• _Exercise prompt_
Comb the records below for the string "relation" and copy each line where it turns up.

==*==

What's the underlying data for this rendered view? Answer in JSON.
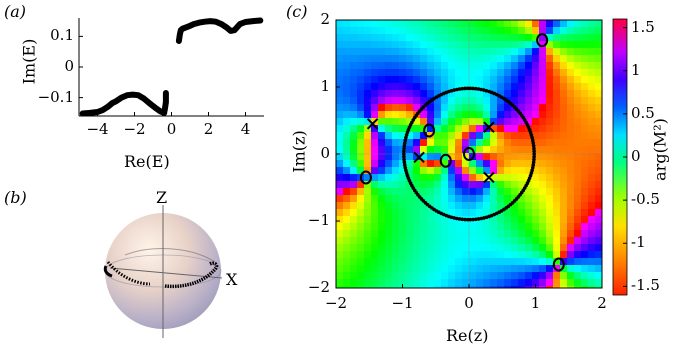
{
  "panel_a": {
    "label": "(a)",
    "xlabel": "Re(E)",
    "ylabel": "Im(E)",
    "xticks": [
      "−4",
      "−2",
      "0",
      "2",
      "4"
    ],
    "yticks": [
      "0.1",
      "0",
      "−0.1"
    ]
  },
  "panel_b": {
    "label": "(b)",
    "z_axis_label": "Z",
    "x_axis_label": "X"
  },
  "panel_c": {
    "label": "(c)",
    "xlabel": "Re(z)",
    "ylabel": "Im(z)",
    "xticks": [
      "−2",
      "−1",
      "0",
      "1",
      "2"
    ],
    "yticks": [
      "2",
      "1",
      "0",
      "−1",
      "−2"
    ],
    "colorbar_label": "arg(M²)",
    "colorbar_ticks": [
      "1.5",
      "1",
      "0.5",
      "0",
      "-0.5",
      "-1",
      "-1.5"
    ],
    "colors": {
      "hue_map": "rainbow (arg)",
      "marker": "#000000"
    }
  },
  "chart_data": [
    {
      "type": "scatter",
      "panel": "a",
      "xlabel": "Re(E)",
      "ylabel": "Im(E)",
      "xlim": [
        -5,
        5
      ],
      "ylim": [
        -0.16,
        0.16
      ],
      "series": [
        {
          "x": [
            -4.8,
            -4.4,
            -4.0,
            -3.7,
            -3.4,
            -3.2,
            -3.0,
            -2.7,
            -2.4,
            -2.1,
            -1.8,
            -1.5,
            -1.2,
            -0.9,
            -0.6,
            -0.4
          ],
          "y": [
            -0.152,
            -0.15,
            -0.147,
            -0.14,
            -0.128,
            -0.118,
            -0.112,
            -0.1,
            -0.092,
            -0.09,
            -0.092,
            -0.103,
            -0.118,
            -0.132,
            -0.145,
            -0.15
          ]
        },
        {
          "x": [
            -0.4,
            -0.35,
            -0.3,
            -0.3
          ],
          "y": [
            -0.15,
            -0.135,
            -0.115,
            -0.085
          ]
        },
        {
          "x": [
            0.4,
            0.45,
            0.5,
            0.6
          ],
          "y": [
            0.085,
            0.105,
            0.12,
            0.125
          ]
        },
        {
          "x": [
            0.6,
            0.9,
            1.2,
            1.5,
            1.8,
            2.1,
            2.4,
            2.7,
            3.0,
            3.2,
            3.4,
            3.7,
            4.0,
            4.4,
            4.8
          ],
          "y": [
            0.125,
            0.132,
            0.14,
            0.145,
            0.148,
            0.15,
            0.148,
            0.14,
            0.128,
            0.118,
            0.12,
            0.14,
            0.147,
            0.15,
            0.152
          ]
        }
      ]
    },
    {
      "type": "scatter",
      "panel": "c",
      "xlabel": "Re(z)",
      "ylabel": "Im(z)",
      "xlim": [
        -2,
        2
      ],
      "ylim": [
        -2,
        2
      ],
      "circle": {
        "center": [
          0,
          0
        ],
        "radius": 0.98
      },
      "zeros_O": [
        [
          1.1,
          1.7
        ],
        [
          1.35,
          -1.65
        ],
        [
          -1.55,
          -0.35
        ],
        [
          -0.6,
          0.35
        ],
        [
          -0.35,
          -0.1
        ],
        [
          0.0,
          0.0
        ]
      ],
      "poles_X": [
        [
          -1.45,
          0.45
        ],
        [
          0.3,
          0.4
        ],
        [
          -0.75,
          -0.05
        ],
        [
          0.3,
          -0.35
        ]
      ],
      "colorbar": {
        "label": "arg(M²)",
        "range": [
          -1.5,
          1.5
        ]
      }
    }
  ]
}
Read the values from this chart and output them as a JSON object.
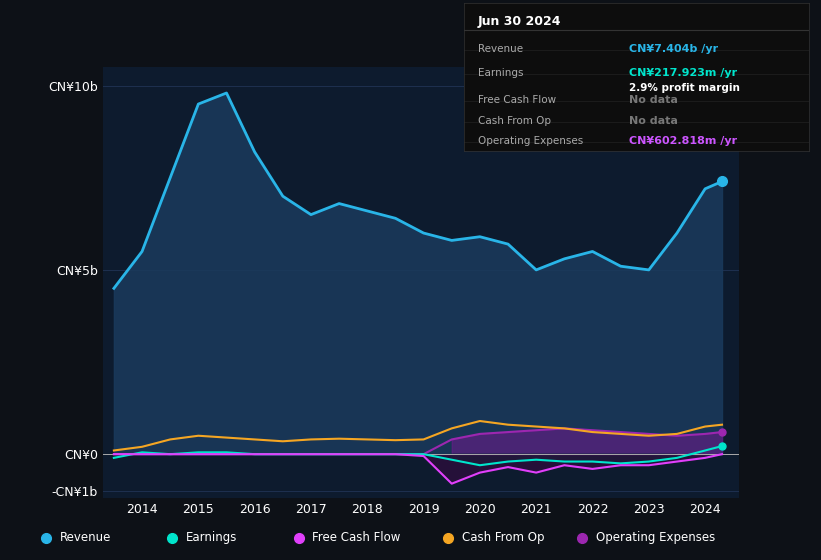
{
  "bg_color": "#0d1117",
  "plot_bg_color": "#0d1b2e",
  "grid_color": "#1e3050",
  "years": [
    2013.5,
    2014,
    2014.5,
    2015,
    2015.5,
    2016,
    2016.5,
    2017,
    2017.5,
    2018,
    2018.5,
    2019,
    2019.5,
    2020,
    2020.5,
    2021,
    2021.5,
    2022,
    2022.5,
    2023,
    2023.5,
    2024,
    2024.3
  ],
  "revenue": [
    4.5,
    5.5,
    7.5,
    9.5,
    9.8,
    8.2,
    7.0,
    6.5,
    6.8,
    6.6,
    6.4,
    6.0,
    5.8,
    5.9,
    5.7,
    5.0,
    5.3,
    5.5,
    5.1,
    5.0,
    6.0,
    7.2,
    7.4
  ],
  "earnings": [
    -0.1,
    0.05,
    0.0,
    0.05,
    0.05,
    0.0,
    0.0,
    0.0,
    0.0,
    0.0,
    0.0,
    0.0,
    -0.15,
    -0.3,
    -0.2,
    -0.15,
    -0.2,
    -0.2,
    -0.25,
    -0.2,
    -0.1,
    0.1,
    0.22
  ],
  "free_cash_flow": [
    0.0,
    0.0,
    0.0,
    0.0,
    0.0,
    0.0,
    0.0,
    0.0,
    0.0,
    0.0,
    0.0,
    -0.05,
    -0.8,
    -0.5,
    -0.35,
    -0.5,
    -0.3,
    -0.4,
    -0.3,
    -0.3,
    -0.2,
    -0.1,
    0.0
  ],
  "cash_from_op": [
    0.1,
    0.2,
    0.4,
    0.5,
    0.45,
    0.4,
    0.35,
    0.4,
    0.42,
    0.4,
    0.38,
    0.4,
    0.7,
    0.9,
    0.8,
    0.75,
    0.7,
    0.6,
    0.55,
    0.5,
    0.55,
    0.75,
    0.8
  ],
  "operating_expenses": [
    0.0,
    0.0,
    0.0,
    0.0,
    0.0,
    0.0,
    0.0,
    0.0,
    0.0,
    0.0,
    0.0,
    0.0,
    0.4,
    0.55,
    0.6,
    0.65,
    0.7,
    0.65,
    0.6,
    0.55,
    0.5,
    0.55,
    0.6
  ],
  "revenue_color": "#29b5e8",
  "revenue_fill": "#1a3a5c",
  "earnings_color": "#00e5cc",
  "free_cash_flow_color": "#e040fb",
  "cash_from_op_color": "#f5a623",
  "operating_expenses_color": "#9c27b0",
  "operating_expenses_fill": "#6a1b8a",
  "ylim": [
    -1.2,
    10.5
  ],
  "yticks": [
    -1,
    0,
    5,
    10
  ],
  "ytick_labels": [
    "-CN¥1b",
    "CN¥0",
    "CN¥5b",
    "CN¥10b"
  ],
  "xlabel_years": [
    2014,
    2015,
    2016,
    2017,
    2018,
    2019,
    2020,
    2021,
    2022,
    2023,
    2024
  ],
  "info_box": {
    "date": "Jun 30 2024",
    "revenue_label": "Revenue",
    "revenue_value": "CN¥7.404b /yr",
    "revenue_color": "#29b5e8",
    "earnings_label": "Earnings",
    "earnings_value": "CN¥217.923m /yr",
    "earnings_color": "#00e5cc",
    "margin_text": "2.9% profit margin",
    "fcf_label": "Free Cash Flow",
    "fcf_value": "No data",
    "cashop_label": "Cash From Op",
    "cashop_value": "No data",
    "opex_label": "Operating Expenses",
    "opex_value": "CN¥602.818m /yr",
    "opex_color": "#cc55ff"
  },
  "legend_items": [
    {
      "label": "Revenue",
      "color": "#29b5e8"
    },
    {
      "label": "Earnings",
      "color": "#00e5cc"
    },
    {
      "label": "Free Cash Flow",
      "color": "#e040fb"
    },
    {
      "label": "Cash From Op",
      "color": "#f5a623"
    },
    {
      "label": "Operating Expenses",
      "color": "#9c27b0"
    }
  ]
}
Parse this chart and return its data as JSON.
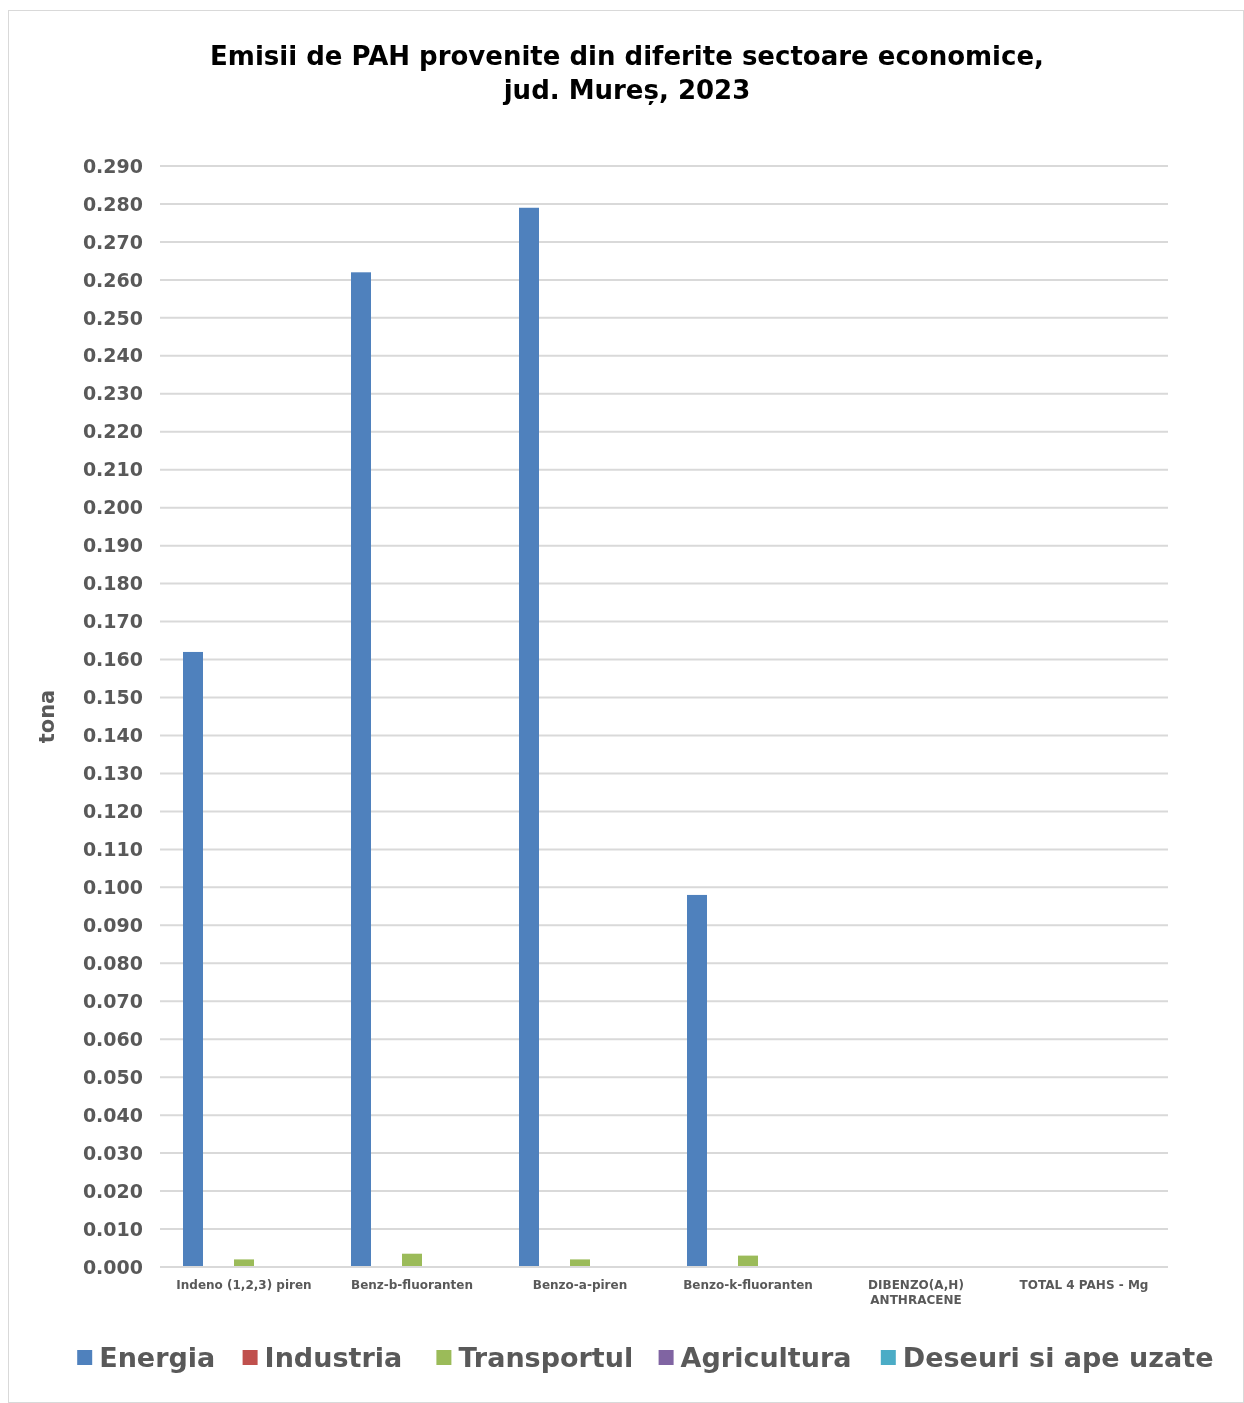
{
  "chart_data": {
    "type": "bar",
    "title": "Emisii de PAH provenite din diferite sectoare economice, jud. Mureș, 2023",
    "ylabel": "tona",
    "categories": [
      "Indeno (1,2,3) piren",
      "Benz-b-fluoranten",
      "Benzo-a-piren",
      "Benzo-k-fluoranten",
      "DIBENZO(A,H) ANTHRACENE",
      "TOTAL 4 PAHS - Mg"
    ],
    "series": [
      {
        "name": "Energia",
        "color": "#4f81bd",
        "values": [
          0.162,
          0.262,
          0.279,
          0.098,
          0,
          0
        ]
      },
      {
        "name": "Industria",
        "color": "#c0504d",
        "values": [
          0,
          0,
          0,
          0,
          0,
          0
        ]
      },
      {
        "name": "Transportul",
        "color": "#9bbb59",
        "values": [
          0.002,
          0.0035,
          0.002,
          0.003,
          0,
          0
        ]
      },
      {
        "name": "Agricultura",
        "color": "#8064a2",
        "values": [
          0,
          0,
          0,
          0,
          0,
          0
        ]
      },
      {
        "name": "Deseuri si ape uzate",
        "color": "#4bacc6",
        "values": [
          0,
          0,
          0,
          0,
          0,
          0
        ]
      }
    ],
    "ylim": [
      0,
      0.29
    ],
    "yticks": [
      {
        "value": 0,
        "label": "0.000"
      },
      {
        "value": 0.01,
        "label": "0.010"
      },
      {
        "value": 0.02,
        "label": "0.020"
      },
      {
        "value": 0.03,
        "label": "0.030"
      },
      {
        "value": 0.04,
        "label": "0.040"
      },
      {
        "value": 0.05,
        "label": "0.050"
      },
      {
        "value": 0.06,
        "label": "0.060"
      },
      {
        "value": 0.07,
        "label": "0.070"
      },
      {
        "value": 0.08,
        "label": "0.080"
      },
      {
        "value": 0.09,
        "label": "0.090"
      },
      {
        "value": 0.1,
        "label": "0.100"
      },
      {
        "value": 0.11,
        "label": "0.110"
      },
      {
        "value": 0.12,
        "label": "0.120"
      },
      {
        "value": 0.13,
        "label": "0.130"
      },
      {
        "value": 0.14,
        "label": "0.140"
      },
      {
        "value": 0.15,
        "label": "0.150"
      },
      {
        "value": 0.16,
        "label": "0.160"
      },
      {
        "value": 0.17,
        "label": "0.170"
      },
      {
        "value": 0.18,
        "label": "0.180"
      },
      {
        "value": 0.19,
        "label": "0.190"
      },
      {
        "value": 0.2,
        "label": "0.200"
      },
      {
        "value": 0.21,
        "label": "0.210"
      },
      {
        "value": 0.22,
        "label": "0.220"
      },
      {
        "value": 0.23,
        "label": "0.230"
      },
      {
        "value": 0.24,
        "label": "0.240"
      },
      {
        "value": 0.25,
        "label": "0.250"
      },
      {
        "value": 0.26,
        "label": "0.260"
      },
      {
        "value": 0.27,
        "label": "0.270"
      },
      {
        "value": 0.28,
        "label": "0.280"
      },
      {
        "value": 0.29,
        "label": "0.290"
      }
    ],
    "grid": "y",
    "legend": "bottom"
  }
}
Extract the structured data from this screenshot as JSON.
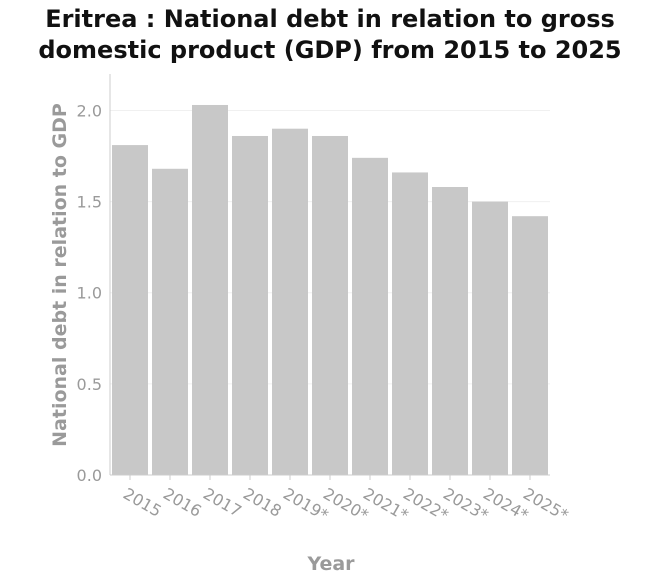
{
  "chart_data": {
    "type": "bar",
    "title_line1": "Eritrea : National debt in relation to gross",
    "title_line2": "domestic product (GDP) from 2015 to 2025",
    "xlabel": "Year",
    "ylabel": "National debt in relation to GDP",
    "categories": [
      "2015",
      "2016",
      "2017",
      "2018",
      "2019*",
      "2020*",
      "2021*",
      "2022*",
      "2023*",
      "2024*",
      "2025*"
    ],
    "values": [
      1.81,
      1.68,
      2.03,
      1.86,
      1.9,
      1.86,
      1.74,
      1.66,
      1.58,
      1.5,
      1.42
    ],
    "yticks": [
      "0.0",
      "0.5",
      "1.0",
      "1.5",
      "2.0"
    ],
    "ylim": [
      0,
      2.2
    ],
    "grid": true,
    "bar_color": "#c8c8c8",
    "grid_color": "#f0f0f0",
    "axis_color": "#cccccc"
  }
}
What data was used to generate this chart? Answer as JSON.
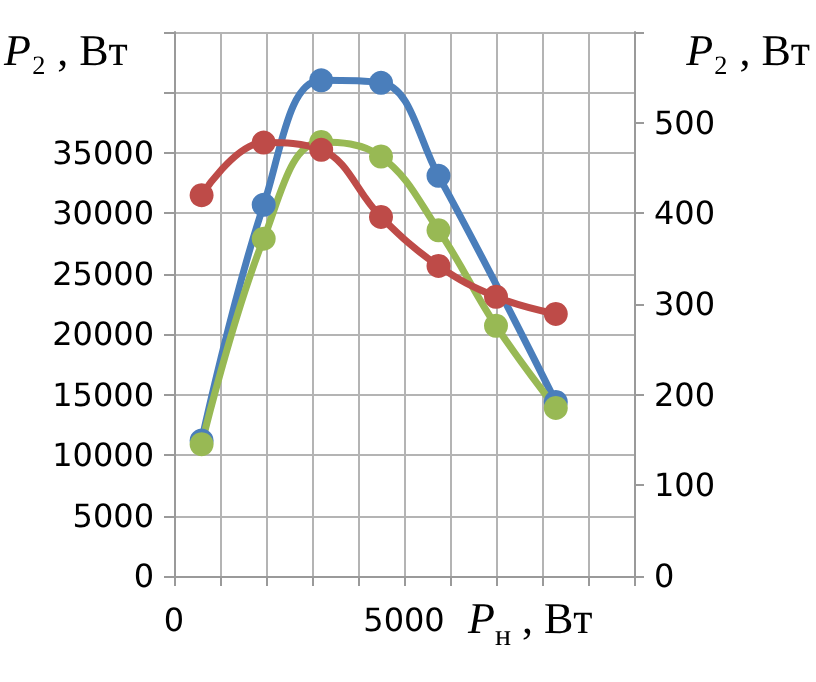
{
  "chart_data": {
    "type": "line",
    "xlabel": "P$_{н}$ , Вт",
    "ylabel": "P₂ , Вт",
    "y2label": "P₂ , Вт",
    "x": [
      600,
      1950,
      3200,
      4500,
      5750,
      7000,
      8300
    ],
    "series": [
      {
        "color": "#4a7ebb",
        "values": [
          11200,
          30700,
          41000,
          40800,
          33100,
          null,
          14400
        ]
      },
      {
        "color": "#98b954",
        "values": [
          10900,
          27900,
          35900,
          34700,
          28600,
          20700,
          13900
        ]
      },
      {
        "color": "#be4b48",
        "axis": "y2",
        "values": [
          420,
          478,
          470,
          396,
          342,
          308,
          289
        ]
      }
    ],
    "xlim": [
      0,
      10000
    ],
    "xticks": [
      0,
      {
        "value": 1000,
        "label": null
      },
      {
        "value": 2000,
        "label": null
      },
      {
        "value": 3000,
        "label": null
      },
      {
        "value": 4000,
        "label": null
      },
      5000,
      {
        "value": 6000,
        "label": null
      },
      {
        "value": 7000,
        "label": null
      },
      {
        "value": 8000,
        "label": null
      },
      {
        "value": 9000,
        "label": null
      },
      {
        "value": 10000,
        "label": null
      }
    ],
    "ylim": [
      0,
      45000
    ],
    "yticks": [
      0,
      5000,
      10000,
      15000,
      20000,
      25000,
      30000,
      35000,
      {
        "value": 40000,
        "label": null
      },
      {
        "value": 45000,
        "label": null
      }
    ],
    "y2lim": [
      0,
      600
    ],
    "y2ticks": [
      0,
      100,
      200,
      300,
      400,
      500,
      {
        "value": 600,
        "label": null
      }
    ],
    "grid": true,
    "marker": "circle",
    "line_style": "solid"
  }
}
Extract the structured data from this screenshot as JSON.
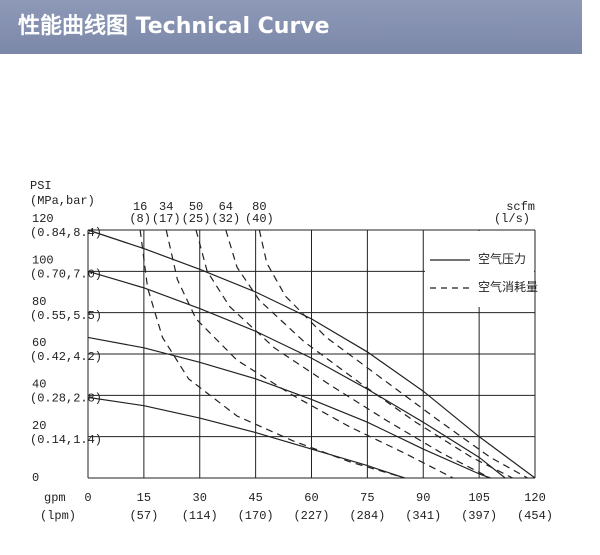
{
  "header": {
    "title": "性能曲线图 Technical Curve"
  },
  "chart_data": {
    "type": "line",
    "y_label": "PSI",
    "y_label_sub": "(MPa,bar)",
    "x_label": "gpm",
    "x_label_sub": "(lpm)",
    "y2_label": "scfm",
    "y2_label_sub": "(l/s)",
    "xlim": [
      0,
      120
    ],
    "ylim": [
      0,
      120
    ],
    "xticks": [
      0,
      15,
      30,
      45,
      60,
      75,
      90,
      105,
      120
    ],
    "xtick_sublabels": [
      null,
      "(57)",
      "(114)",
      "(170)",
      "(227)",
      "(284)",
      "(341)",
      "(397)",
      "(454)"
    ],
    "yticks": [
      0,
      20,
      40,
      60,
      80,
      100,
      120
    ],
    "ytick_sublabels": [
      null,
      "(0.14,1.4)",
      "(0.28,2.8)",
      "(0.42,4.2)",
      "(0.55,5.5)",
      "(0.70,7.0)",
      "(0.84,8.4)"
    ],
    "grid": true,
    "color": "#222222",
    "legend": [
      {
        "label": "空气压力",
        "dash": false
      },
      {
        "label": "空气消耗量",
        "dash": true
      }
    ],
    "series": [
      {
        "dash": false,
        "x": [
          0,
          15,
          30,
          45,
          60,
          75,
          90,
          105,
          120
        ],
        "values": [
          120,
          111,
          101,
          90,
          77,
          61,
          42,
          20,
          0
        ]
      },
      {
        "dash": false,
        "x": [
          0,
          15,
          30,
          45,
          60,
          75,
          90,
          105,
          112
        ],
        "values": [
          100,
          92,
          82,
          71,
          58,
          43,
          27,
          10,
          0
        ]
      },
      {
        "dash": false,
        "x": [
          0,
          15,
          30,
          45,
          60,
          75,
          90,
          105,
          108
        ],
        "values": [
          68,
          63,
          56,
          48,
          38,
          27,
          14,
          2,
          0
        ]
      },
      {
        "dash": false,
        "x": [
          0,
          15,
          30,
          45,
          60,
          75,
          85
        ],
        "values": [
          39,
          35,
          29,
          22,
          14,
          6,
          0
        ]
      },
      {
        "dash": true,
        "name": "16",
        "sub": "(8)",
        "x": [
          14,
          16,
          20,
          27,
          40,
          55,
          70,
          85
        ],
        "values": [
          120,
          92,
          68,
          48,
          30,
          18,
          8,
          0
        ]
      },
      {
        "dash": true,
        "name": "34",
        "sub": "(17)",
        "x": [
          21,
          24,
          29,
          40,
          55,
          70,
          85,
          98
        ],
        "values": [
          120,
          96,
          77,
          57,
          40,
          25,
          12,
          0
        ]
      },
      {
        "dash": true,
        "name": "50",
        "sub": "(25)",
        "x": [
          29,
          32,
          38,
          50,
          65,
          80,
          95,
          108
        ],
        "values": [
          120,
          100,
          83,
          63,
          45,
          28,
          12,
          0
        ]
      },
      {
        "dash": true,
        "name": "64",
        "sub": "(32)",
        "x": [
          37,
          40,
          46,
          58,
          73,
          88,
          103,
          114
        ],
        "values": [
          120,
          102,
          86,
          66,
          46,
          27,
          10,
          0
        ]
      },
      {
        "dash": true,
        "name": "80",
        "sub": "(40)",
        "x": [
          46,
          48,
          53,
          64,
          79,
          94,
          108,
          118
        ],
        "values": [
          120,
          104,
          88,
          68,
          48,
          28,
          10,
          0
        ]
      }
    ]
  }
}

==*==

• _Result_
    "title_line1": "Eritrea : National debt in relation to gross",
    "ylabel": "National debt in relation to GDP",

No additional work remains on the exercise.